▶ [Given request]
Show each line that has the string "color" in it.

☆ ☆ ☆ ☆ ☆

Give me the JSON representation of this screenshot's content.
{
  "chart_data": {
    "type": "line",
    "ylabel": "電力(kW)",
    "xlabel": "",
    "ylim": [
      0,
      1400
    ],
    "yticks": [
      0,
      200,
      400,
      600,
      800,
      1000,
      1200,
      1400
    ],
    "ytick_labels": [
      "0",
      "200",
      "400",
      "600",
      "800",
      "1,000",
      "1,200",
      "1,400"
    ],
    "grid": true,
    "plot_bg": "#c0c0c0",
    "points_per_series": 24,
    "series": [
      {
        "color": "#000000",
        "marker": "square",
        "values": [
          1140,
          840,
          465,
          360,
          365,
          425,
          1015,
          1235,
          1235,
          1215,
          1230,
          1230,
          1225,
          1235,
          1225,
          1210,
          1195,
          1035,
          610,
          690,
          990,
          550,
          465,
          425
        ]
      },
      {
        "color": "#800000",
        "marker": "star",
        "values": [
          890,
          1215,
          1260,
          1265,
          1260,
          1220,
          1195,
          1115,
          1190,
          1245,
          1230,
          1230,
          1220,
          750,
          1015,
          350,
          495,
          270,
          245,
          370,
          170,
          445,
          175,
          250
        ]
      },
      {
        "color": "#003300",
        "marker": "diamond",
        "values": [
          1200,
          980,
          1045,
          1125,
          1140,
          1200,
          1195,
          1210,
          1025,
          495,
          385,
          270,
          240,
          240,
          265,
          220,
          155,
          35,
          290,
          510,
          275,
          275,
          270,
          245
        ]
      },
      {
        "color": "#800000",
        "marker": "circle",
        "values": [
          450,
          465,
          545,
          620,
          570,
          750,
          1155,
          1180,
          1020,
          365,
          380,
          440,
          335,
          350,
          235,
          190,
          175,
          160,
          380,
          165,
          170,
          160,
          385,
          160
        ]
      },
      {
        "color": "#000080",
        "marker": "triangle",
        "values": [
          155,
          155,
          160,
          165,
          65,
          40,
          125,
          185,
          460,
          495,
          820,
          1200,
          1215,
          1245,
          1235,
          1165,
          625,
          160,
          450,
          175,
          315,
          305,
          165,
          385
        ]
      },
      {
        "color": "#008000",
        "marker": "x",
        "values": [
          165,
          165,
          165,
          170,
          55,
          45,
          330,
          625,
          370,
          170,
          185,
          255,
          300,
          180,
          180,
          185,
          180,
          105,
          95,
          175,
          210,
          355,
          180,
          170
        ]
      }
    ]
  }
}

☆ ☆ ☆ ☆ ☆

▶ [Task answer]
        "color": "#000000",
        "color": "#800000",
        "color": "#003300",
        "color": "#800000",
        "color": "#000080",
        "color": "#008000",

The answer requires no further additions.